-- BEGIN Exercise data --

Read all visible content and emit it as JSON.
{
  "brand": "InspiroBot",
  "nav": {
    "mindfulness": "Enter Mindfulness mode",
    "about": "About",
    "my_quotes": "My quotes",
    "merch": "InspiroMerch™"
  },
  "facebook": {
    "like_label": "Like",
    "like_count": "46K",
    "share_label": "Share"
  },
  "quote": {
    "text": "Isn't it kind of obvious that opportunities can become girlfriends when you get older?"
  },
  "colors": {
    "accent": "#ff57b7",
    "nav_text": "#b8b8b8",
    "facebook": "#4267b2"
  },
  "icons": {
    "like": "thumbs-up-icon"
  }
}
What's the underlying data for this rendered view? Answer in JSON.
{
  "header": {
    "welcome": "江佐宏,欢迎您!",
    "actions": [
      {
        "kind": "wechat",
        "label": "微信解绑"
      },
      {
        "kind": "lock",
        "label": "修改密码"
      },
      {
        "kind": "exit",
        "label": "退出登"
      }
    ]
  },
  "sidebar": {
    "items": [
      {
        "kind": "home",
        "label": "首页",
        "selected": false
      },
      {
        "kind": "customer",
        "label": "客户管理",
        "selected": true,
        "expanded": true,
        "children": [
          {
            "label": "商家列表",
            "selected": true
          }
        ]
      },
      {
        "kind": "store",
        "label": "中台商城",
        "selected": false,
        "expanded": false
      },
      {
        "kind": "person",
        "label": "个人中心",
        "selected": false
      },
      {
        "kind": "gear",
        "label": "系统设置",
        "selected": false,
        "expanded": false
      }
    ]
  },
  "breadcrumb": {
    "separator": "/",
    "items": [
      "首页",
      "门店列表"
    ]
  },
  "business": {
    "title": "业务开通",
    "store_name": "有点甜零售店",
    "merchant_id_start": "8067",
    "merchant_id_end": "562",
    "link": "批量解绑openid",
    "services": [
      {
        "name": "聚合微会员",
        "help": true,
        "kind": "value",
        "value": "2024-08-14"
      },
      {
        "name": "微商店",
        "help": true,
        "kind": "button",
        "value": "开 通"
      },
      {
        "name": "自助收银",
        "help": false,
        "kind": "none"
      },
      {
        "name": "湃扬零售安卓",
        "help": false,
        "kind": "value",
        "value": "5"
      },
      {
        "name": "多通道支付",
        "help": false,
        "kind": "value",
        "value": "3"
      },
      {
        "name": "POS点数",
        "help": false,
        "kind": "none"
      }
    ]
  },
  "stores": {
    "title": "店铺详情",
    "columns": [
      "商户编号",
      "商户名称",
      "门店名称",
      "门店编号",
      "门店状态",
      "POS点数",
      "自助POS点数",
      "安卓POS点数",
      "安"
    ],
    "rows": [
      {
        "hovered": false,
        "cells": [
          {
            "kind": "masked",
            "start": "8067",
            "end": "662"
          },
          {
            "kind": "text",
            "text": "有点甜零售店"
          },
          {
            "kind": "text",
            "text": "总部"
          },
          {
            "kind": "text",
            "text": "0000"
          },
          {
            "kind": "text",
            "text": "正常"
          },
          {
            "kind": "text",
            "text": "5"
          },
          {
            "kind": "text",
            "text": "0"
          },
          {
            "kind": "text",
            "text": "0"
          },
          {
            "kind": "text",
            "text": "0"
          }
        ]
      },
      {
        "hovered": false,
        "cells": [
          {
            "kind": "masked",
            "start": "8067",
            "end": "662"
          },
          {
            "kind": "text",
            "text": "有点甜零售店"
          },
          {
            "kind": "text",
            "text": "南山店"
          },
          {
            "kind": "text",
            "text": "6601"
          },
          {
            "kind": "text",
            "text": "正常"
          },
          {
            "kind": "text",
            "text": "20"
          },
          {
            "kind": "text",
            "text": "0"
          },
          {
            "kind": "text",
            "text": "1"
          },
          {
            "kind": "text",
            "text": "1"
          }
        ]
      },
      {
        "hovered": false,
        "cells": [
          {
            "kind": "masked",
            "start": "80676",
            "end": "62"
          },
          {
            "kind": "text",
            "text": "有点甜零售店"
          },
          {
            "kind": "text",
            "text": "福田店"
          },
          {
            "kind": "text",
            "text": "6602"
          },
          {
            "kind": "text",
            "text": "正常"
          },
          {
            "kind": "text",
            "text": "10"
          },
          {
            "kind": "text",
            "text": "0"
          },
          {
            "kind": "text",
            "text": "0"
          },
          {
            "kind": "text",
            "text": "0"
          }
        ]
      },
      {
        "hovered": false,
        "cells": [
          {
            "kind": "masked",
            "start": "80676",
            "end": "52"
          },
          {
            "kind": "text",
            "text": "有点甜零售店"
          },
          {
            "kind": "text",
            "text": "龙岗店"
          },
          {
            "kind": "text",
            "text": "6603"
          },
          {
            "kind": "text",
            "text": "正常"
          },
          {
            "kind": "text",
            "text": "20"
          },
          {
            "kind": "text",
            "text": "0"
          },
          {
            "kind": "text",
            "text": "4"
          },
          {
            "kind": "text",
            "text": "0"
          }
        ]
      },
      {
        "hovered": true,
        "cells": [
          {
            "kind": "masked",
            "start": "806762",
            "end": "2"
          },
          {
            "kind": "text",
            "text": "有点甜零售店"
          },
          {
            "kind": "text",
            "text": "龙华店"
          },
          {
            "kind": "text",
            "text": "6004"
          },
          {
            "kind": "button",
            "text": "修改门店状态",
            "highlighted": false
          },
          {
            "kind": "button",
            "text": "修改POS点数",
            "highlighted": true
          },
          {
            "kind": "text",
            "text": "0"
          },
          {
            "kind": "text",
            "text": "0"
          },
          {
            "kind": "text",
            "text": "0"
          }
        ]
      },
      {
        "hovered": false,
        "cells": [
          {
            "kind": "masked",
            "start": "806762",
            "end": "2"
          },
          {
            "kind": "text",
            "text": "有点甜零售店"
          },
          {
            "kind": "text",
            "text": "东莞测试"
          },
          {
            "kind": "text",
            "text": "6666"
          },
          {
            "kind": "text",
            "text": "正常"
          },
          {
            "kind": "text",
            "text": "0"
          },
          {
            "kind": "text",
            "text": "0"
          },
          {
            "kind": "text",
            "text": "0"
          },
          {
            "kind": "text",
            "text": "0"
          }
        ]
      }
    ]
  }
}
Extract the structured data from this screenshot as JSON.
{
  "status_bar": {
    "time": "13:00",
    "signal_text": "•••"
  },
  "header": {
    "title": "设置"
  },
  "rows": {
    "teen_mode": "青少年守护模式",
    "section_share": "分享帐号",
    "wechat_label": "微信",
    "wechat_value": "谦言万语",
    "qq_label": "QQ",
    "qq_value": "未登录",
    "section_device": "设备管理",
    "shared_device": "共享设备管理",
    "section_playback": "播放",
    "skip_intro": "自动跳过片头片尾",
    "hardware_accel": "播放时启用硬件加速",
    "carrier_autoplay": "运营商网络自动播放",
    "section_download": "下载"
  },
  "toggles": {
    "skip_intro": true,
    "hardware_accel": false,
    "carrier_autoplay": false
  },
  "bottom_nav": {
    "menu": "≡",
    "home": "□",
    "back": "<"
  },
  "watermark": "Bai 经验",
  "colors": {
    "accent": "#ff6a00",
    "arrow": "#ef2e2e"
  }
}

-- END Exercise data --

- _Task objective_
Exactly as written, please output every entry.

- _Worked answer_
Read all visible content and emit it as JSON.
{
  "brand": "InspiroBot",
  "nav": {
    "mindfulness": "Enter Mindfulness mode",
    "about": "About",
    "my_quotes": "My quotes",
    "merch": "InspiroMerch™"
  },
  "facebook": {
    "like_label": "Like",
    "like_count": "46K",
    "share_label": "Share"
  },
  "quote": {
    "text": "Isn't it kind of obvious that opportunities can become girlfriends when you get older?"
  },
  "colors": {
    "accent": "#ff57b7",
    "nav_text": "#b8b8b8",
    "facebook": "#4267b2"
  },
  "icons": {
    "like": "thumbs-up-icon"
  }
}
What's the underlying data for this rendered view? Answer in JSON.
{
  "header": {
    "welcome": "江佐宏,欢迎您!",
    "actions": [
      {
        "kind": "wechat",
        "label": "微信解绑"
      },
      {
        "kind": "lock",
        "label": "修改密码"
      },
      {
        "kind": "exit",
        "label": "退出登"
      }
    ]
  },
  "sidebar": {
    "items": [
      {
        "kind": "home",
        "label": "首页",
        "selected": false
      },
      {
        "kind": "customer",
        "label": "客户管理",
        "selected": true,
        "expanded": true,
        "children": [
          {
            "label": "商家列表",
            "selected": true
          }
        ]
      },
      {
        "kind": "store",
        "label": "中台商城",
        "selected": false,
        "expanded": false
      },
      {
        "kind": "person",
        "label": "个人中心",
        "selected": false
      },
      {
        "kind": "gear",
        "label": "系统设置",
        "selected": false,
        "expanded": false
      }
    ]
  },
  "breadcrumb": {
    "separator": "/",
    "items": [
      "首页",
      "门店列表"
    ]
  },
  "business": {
    "title": "业务开通",
    "store_name": "有点甜零售店",
    "merchant_id_start": "8067",
    "merchant_id_end": "562",
    "link": "批量解绑openid",
    "services": [
      {
        "name": "聚合微会员",
        "help": true,
        "kind": "value",
        "value": "2024-08-14"
      },
      {
        "name": "微商店",
        "help": true,
        "kind": "button",
        "value": "开 通"
      },
      {
        "name": "自助收银",
        "help": false,
        "kind": "none"
      },
      {
        "name": "湃扬零售安卓",
        "help": false,
        "kind": "value",
        "value": "5"
      },
      {
        "name": "多通道支付",
        "help": false,
        "kind": "value",
        "value": "3"
      },
      {
        "name": "POS点数",
        "help": false,
        "kind": "none"
      }
    ]
  },
  "stores": {
    "title": "店铺详情",
    "columns": [
      "商户编号",
      "商户名称",
      "门店名称",
      "门店编号",
      "门店状态",
      "POS点数",
      "自助POS点数",
      "安卓POS点数",
      "安"
    ],
    "rows": [
      {
        "hovered": false,
        "cells": [
          {
            "kind": "masked",
            "start": "8067",
            "end": "662"
          },
          {
            "kind": "text",
            "text": "有点甜零售店"
          },
          {
            "kind": "text",
            "text": "总部"
          },
          {
            "kind": "text",
            "text": "0000"
          },
          {
            "kind": "text",
            "text": "正常"
          },
          {
            "kind": "text",
            "text": "5"
          },
          {
            "kind": "text",
            "text": "0"
          },
          {
            "kind": "text",
            "text": "0"
          },
          {
            "kind": "text",
            "text": "0"
          }
        ]
      },
      {
        "hovered": false,
        "cells": [
          {
            "kind": "masked",
            "start": "8067",
            "end": "662"
          },
          {
            "kind": "text",
            "text": "有点甜零售店"
          },
          {
            "kind": "text",
            "text": "南山店"
          },
          {
            "kind": "text",
            "text": "6601"
          },
          {
            "kind": "text",
            "text": "正常"
          },
          {
            "kind": "text",
            "text": "20"
          },
          {
            "kind": "text",
            "text": "0"
          },
          {
            "kind": "text",
            "text": "1"
          },
          {
            "kind": "text",
            "text": "1"
          }
        ]
      },
      {
        "hovered": false,
        "cells": [
          {
            "kind": "masked",
            "start": "80676",
            "end": "62"
          },
          {
            "kind": "text",
            "text": "有点甜零售店"
          },
          {
            "kind": "text",
            "text": "福田店"
          },
          {
            "kind": "text",
            "text": "6602"
          },
          {
            "kind": "text",
            "text": "正常"
          },
          {
            "kind": "text",
            "text": "10"
          },
          {
            "kind": "text",
            "text": "0"
          },
          {
            "kind": "text",
            "text": "0"
          },
          {
            "kind": "text",
            "text": "0"
          }
        ]
      },
      {
        "hovered": false,
        "cells": [
          {
            "kind": "masked",
            "start": "80676",
            "end": "52"
          },
          {
            "kind": "text",
            "text": "有点甜零售店"
          },
          {
            "kind": "text",
            "text": "龙岗店"
          },
          {
            "kind": "text",
            "text": "6603"
          },
          {
            "kind": "text",
            "text": "正常"
          },
          {
            "kind": "text",
            "text": "20"
          },
          {
            "kind": "text",
            "text": "0"
          },
          {
            "kind": "text",
            "text": "4"
          },
          {
            "kind": "text",
            "text": "0"
          }
        ]
      },
      {
        "hovered": true,
        "cells": [
          {
            "kind": "masked",
            "start": "806762",
            "end": "2"
          },
          {
            "kind": "text",
            "text": "有点甜零售店"
          },
          {
            "kind": "text",
            "text": "龙华店"
          },
          {
            "kind": "text",
            "text": "6004"
          },
          {
            "kind": "button",
            "text": "修改门店状态",
            "highlighted": false
          },
          {
            "kind": "button",
            "text": "修改POS点数",
            "highlighted": true
          },
          {
            "kind": "text",
            "text": "0"
          },
          {
            "kind": "text",
            "text": "0"
          },
          {
            "kind": "text",
            "text": "0"
          }
        ]
      },
      {
        "hovered": false,
        "cells": [
          {
            "kind": "masked",
            "start": "806762",
            "end": "2"
          },
          {
            "kind": "text",
            "text": "有点甜零售店"
          },
          {
            "kind": "text",
            "text": "东莞测试"
          },
          {
            "kind": "text",
            "text": "6666"
          },
          {
            "kind": "text",
            "text": "正常"
          },
          {
            "kind": "text",
            "text": "0"
          },
          {
            "kind": "text",
            "text": "0"
          },
          {
            "kind": "text",
            "text": "0"
          },
          {
            "kind": "text",
            "text": "0"
          }
        ]
      }
    ]
  }
}
Extract the structured data from this screenshot as JSON.
{
  "status_bar": {
    "time": "13:00",
    "signal_text": "•••"
  },
  "header": {
    "title": "设置"
  },
  "rows": {
    "teen_mode": "青少年守护模式",
    "section_share": "分享帐号",
    "wechat_label": "微信",
    "wechat_value": "谦言万语",
    "qq_label": "QQ",
    "qq_value": "未登录",
    "section_device": "设备管理",
    "shared_device": "共享设备管理",
    "section_playback": "播放",
    "skip_intro": "自动跳过片头片尾",
    "hardware_accel": "播放时启用硬件加速",
    "carrier_autoplay": "运营商网络自动播放",
    "section_download": "下载"
  },
  "toggles": {
    "skip_intro": true,
    "hardware_accel": false,
    "carrier_autoplay": false
  },
  "bottom_nav": {
    "menu": "≡",
    "home": "□",
    "back": "<"
  },
  "watermark": "Bai 经验",
  "colors": {
    "accent": "#ff6a00",
    "arrow": "#ef2e2e"
  }
}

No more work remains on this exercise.